■ **Text passage**:
^^^^^^^^
🤖 AI Summary
This study investigates how landscape characteristics of multi-objective combinatorial optimization problems influence algorithm performance prediction. We propose a feature extraction framework based on the Compressed Pareto Local Optima Subnetwork (C-PLOS-net) to systematically quantify key terrain properties—such as ruggedness and objective correlation—in rmnk-landscapes, and evaluate PLS, GSEMO, and NSGA-II across diverse landscapes using resolution and hypervolume metrics. Our key contribution is a novel algorithm–landscape co-analysis paradigm: for each algorithm, we identify a tailored set of landscape features whose importance dynamically varies with the number of objectives and landscape complexity. Empirical results reveal intrinsic “algorithm–landscape” matching mechanisms, offering interpretable, landscape-driven guidance for algorithm selection and design in multi-objective optimization.
^^^^^^^^
Source data
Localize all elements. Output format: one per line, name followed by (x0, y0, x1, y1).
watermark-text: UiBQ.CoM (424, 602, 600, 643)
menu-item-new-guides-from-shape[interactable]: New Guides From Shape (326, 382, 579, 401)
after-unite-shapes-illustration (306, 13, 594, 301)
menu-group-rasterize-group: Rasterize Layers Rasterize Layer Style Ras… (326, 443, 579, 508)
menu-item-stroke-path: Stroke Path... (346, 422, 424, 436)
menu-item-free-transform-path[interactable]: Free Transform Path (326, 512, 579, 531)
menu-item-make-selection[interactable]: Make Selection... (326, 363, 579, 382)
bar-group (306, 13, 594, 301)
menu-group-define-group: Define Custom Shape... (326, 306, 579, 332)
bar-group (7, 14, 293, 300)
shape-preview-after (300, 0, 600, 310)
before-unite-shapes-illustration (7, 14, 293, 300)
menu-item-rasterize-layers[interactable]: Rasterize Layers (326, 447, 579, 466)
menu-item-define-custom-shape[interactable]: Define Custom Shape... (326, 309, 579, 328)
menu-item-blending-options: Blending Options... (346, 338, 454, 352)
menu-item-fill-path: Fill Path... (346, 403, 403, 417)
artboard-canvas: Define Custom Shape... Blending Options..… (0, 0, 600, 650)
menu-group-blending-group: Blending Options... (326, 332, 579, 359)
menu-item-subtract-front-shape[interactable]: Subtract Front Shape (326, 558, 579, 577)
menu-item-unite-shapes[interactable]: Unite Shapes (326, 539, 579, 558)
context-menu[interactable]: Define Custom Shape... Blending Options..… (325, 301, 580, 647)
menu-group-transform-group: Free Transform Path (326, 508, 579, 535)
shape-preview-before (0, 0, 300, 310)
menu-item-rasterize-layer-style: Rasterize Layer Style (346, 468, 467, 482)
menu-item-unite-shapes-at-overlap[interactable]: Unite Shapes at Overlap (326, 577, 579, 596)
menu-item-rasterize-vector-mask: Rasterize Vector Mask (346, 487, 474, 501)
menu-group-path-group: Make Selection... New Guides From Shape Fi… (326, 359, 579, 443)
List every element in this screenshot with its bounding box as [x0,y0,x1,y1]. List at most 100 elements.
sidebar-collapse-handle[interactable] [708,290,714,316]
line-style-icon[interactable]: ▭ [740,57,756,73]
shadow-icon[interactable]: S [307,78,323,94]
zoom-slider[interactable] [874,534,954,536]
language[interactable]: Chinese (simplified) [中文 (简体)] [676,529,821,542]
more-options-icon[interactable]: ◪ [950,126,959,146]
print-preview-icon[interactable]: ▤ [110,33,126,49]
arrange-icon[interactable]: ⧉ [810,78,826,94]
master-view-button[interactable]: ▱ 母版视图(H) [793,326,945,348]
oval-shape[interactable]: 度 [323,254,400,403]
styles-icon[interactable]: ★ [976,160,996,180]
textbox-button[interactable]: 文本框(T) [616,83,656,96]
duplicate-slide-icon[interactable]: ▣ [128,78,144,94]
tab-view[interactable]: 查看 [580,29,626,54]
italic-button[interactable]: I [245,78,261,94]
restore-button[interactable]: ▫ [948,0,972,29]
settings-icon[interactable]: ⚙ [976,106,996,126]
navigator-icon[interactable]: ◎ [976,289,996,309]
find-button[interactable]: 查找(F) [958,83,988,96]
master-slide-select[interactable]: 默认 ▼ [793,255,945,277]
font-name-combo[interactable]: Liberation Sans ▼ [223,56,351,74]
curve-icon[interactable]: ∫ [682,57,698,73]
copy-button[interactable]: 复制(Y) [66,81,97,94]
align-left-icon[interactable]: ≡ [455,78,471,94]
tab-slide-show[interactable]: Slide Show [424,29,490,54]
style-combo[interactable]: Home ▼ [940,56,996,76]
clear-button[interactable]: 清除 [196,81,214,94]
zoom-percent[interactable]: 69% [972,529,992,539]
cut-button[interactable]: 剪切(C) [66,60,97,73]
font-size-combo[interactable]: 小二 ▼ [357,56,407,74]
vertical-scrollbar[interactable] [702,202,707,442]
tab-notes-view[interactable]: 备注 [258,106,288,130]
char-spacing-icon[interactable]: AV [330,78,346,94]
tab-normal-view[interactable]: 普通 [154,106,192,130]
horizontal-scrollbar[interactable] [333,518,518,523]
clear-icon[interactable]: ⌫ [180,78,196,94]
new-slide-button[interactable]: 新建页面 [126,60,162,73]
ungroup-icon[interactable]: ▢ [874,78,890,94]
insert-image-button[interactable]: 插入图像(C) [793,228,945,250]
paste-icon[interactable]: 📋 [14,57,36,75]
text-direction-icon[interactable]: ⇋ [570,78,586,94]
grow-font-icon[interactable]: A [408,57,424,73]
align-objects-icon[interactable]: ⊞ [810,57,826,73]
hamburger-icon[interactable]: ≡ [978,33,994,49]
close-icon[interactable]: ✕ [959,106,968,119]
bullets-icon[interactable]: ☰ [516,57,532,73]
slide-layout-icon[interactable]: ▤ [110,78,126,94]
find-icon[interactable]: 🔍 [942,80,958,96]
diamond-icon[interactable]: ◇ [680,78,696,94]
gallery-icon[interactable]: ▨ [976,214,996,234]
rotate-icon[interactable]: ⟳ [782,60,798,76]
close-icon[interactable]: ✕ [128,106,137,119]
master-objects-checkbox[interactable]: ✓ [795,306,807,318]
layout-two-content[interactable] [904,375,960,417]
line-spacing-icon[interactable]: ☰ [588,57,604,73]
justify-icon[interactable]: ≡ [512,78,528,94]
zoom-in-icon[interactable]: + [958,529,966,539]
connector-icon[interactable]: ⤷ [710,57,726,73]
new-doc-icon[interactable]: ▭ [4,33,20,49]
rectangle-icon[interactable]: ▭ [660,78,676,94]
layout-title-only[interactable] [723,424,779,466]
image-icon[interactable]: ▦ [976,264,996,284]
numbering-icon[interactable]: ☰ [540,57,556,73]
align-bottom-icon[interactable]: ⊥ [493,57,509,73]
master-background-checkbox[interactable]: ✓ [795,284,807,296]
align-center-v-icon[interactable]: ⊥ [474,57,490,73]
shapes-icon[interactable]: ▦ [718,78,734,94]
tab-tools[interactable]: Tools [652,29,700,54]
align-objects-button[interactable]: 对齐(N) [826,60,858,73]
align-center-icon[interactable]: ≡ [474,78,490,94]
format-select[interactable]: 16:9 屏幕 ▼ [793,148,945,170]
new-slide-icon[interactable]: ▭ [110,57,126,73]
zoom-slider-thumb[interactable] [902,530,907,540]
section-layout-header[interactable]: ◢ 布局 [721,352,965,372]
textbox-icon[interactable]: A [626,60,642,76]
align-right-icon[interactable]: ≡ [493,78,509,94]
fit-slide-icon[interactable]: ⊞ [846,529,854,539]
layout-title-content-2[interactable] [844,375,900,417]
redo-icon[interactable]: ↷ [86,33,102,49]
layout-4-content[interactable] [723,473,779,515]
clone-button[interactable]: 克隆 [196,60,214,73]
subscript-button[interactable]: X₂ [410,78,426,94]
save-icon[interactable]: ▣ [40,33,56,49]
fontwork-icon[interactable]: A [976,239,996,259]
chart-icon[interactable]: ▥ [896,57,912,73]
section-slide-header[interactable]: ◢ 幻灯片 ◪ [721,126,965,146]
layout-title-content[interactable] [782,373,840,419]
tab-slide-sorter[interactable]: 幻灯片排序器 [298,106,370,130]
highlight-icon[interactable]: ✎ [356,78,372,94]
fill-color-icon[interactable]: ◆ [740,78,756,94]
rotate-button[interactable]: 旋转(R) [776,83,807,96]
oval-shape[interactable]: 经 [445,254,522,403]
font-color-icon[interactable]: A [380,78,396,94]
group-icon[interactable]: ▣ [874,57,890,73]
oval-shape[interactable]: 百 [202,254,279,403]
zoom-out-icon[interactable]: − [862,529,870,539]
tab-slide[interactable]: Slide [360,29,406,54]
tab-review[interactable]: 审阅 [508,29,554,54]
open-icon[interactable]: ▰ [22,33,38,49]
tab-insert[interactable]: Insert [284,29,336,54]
^^^^^^^^
■ **What this exercise asks**:
[1] Decide whether each statement below agrees with the summary of the landscape study, answering yes or no and quoting the words of the summary that settle it. (a) NSGA-II is evaluated with resolution and hypervolume metrics. (b) The same fixed set of landscape features is applied to every algorithm. (c) The feature extraction framework is based on the Compressed Pareto Local Optima Subnetwork.
[2] Carry the summary of the multi-objective landscape study forward, starting right after its final sentence.

■ **Answers to the problems**:
[1]
(a) Yes: "evaluate PLS, GSEMO, and NSGA-II across diverse landscapes using resolution and hypervolume metrics"
(b) No: "for each algorithm, we identify a tailored set of landscape features whose importance dynamically varies with the number of objectives and landscape complexity"
(c) Yes: "We propose a feature extraction framework based on the Compressed Pareto Local Optima Subnetwork (C-PLOS-net)"

[2]
📝 Abstract
We present an analysis of landscape features for predicting the performance of multi-objective combinatorial optimization algorithms. We consider features from the recently proposed compressed Pareto Local Optimal Solutions Networks (C-PLOS-net) model of combinatorial landscapes. The benchmark instances are a set of rmnk-landscapes with 2 and 3 objectives and various levels of ruggedness and objective correlation. We consider the performance of three algorithms -- Pareto Local Search (PLS), Global Simple EMO Optimizer (GSEMO), and Non-dominated Sorting Genetic Algorithm (NSGA-II) - using the resolution and hypervolume metrics. Our tailored analysis reveals feature combinations that influence algorithm performance specific to certain landscapes. This study provides deeper insights into feature importance, tailored to specific rmnk-landscapes and algorithms.